■ **TÂCHES À RÉALISER**
- A) Répondez à ces questions d'après le texte sur le fait de sentir :
(i) Selon la première phrase, à quoi revient le fait de sentir ?
(ii) Dans les grands chagrins, à quoi est-on tout entier ?
(iii) Que trouvent encore ceux qui racontent leurs peines à faire pleurer les autres ?
- B) Poursuivez le texte consacré au lien entre sentir et se souvenir, à partir de sa dernière phrase.

■ **TEXTE FOURNI**
Sentir c'est reflechir......
Sentir, c'est réfléchir, c'est se souvenir. Chacun a pu observer la même chose, dans les petits et grands accidents; la nouveauté, l'innatendu, l'action pressante occupent toute l'attention, sans aucuns sentiments; celui qui essaie, en toute sincérité, de reconstruire l'événement lui-même, voudrait dire qu'il vivait comme dans un rêve, sans comprendre, sans prévoir; mais la terreur qu'il eprouve maintenant en y pensant l'entraine à un récit dramatique. Il en est ainsi dans les grands chagrins, lorsque l'on suit la maladie de quelqu'un jusqu'a sa mort. On est alors comme stupide et tout entier aux actions et aux perceptions de chaque moment. Même si l'on donne aux autres l'image de la terreur ou du désespoir, ce n'est pas a ce moment-là que l'on souffre. Et ceux qui ont trop pensé à leurs peines, lorsqu'ils les racontent à faire pleurer les autres, ils trouvent encore à cette action un petit soulagement.

[Données de détection de la mise en page des documents]

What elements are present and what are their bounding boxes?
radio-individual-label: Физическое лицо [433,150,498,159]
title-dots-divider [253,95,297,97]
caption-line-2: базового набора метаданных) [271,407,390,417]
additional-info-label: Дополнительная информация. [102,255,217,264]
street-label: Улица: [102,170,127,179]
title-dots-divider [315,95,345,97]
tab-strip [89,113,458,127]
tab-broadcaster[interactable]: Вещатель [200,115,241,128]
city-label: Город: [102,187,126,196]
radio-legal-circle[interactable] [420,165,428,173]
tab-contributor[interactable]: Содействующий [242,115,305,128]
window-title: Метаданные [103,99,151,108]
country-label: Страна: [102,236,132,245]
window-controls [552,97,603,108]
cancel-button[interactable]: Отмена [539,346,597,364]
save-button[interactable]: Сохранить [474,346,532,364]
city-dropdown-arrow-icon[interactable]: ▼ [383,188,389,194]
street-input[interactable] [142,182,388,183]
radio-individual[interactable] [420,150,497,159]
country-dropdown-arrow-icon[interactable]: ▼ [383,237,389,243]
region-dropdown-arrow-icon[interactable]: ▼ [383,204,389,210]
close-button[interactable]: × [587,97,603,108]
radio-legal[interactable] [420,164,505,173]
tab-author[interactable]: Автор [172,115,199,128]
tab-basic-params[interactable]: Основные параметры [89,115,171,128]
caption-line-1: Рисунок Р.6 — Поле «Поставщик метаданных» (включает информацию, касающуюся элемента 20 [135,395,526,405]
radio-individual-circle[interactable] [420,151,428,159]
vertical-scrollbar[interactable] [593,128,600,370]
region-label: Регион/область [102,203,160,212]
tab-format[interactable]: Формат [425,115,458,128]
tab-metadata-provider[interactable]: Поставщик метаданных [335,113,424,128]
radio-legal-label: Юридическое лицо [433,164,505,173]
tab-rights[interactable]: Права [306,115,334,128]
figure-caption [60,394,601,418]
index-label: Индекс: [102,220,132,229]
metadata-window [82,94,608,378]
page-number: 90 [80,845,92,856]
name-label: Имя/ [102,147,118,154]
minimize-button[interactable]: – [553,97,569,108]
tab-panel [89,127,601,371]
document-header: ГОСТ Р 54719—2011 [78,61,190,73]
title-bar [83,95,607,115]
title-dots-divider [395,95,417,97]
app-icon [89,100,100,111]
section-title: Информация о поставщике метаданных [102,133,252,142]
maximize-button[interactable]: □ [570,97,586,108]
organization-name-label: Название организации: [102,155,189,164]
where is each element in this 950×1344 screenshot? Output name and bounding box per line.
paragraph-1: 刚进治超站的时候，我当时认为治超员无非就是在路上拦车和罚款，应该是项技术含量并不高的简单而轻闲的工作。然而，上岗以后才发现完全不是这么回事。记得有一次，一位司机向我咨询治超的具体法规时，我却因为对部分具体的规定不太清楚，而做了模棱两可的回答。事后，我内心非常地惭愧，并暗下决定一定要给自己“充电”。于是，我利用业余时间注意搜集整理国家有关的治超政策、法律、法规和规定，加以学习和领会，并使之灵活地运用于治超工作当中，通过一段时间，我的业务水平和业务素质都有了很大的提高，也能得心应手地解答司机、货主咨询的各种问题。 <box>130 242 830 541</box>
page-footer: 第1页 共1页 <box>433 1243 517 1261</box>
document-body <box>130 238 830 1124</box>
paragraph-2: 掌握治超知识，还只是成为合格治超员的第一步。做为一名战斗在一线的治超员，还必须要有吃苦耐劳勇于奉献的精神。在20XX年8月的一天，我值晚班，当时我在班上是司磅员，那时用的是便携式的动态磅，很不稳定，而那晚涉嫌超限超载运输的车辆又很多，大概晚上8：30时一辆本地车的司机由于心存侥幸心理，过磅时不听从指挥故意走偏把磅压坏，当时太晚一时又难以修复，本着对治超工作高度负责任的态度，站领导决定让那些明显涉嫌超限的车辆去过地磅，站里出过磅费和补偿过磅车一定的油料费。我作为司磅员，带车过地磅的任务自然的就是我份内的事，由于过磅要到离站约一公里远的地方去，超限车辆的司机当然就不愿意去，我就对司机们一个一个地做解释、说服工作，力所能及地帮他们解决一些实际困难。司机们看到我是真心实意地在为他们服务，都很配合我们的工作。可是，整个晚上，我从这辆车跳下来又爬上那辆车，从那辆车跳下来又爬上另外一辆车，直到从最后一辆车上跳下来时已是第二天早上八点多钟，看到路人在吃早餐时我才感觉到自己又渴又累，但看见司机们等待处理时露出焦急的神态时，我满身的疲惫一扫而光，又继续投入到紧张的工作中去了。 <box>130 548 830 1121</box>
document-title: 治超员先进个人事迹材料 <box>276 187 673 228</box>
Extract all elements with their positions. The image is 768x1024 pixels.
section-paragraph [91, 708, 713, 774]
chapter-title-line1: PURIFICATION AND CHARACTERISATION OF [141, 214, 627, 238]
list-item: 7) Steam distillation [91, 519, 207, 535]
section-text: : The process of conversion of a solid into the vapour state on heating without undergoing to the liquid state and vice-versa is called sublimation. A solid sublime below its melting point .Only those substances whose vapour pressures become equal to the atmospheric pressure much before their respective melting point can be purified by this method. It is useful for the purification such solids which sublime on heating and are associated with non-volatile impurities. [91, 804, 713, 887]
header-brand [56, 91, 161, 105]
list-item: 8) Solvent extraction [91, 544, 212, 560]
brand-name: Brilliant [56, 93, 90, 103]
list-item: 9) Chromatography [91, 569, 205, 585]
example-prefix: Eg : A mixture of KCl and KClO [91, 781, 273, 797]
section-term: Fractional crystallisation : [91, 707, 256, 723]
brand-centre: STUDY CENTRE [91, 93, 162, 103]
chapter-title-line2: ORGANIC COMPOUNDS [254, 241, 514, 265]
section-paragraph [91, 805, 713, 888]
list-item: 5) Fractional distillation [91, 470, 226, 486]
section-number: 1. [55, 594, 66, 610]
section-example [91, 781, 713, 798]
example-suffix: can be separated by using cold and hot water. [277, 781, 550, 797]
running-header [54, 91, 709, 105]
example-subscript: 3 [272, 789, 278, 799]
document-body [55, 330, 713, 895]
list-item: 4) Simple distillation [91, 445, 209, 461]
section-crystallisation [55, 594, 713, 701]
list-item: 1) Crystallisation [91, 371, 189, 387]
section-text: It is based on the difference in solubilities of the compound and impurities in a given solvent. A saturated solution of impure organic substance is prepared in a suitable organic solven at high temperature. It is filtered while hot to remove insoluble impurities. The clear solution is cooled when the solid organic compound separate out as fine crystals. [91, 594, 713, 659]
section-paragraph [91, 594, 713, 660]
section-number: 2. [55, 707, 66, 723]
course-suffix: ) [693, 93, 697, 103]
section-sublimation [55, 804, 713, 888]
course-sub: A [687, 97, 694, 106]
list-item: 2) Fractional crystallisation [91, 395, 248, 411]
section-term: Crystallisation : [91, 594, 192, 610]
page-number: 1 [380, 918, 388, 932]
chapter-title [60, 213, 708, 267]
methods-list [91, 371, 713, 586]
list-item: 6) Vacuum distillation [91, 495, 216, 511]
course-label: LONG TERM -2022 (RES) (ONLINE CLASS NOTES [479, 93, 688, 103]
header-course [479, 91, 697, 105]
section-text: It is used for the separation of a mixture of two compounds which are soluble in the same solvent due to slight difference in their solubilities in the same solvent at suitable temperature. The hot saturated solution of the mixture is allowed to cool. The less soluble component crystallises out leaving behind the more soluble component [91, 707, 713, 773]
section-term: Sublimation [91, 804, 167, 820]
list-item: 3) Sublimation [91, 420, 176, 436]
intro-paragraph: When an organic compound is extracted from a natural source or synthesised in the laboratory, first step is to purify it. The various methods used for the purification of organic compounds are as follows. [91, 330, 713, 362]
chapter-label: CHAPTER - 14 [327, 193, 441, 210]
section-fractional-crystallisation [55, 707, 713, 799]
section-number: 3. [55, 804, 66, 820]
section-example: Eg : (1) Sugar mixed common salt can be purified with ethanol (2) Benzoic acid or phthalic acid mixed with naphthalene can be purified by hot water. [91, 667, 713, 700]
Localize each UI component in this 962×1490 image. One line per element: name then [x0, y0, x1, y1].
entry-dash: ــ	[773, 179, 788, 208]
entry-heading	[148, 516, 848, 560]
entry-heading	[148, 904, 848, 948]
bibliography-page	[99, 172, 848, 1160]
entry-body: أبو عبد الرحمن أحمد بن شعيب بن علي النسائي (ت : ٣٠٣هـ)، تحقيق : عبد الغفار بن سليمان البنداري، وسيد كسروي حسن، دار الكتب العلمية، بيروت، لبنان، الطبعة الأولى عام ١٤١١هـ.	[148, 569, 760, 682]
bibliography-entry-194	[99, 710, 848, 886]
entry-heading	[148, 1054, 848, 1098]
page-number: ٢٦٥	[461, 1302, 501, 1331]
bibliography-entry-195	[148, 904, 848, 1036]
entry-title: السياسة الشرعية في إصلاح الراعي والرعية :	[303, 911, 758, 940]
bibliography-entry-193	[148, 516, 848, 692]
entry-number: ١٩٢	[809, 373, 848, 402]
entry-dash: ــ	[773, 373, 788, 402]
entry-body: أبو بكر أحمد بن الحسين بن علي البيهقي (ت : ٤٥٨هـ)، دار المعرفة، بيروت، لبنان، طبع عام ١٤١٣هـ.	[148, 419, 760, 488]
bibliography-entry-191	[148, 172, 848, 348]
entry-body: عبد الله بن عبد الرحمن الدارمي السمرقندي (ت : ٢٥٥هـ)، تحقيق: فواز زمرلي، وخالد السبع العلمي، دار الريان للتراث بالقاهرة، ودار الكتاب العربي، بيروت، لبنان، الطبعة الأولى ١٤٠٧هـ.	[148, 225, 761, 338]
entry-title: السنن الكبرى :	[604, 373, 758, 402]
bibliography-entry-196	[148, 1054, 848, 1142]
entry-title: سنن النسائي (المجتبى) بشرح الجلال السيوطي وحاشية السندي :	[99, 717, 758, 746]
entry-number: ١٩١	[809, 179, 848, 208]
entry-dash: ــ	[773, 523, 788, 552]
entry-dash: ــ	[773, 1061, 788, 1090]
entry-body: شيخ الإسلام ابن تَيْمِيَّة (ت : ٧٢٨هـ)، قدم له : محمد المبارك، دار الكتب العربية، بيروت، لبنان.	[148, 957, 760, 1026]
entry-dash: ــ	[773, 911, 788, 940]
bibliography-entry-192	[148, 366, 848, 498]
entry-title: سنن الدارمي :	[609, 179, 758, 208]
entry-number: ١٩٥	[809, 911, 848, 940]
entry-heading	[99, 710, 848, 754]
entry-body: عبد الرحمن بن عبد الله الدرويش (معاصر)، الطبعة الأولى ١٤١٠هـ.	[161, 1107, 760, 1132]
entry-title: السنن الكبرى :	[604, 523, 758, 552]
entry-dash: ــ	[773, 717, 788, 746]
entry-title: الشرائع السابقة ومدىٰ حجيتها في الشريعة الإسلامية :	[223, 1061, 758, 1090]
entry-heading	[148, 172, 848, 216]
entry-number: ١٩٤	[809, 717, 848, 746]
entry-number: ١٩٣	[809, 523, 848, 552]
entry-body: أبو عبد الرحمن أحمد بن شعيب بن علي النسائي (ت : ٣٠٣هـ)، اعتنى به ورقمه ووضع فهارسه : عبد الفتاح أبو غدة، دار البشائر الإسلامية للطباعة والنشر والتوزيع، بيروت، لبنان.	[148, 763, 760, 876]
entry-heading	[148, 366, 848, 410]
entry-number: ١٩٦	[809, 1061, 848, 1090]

■ **RÉPONSES DANS L'ORDRE**
- A)
(i) Sentir, c'est réfléchir, c'est se souvenir.
(ii) Aux actions et aux perceptions de chaque moment.
(iii) Un petit soulagement.

- B)
Surtout, quels qu'aient pu être les sentiments de ceux qui sont morts, la mort a tout effacé; avant que nous eussions ouvert notre journal, leur suplice avait pris fin, ils etaient guéris. Idée familière à tous, qui me fait penser que l'on ne croit pas réellement à une vie aprés la mort.
Mais, dans l'imagination des survivants, les morts ne cessent jamais de mourir.